• What is required: Write out all the data again, exactly as it stands.

Figure content listings:
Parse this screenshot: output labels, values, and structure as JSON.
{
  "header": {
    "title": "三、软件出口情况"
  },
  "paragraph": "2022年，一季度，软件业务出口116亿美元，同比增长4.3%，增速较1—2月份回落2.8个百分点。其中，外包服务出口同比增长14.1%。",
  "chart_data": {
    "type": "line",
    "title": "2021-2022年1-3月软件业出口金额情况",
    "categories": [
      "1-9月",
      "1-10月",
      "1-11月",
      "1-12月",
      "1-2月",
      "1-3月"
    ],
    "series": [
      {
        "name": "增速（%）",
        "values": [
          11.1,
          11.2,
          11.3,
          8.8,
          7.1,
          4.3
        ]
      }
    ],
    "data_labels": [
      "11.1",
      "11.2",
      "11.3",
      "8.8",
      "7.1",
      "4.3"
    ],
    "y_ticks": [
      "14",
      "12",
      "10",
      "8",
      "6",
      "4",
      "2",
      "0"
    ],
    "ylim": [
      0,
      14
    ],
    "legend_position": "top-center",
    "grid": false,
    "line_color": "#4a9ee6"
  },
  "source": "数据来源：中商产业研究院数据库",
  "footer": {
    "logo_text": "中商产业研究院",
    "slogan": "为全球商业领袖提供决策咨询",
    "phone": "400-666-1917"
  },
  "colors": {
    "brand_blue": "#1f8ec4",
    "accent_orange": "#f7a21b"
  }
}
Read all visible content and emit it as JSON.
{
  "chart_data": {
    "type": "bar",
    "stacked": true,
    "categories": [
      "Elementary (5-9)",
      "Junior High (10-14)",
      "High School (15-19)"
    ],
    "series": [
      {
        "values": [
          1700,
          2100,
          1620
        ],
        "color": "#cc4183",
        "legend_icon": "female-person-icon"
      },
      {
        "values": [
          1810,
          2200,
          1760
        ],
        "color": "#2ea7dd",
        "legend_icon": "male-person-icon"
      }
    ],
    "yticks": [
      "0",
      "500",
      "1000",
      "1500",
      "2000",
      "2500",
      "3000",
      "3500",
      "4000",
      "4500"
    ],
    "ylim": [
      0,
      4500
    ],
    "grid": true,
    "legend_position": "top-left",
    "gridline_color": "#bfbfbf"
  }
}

• Response:
Parse this screenshot: output labels, values, and structure as JSON.
{
  "header": {
    "title": "三、软件出口情况"
  },
  "paragraph": "2022年，一季度，软件业务出口116亿美元，同比增长4.3%，增速较1—2月份回落2.8个百分点。其中，外包服务出口同比增长14.1%。",
  "chart_data": {
    "type": "line",
    "title": "2021-2022年1-3月软件业出口金额情况",
    "categories": [
      "1-9月",
      "1-10月",
      "1-11月",
      "1-12月",
      "1-2月",
      "1-3月"
    ],
    "series": [
      {
        "name": "增速（%）",
        "values": [
          11.1,
          11.2,
          11.3,
          8.8,
          7.1,
          4.3
        ]
      }
    ],
    "data_labels": [
      "11.1",
      "11.2",
      "11.3",
      "8.8",
      "7.1",
      "4.3"
    ],
    "y_ticks": [
      "14",
      "12",
      "10",
      "8",
      "6",
      "4",
      "2",
      "0"
    ],
    "ylim": [
      0,
      14
    ],
    "legend_position": "top-center",
    "grid": false,
    "line_color": "#4a9ee6"
  },
  "source": "数据来源：中商产业研究院数据库",
  "footer": {
    "logo_text": "中商产业研究院",
    "slogan": "为全球商业领袖提供决策咨询",
    "phone": "400-666-1917"
  },
  "colors": {
    "brand_blue": "#1f8ec4",
    "accent_orange": "#f7a21b"
  }
}
Read all visible content and emit it as JSON.
{
  "chart_data": {
    "type": "bar",
    "stacked": true,
    "categories": [
      "Elementary (5-9)",
      "Junior High (10-14)",
      "High School (15-19)"
    ],
    "series": [
      {
        "values": [
          1700,
          2100,
          1620
        ],
        "color": "#cc4183",
        "legend_icon": "female-person-icon"
      },
      {
        "values": [
          1810,
          2200,
          1760
        ],
        "color": "#2ea7dd",
        "legend_icon": "male-person-icon"
      }
    ],
    "yticks": [
      "0",
      "500",
      "1000",
      "1500",
      "2000",
      "2500",
      "3000",
      "3500",
      "4000",
      "4500"
    ],
    "ylim": [
      0,
      4500
    ],
    "grid": true,
    "legend_position": "top-left",
    "gridline_color": "#bfbfbf"
  }
}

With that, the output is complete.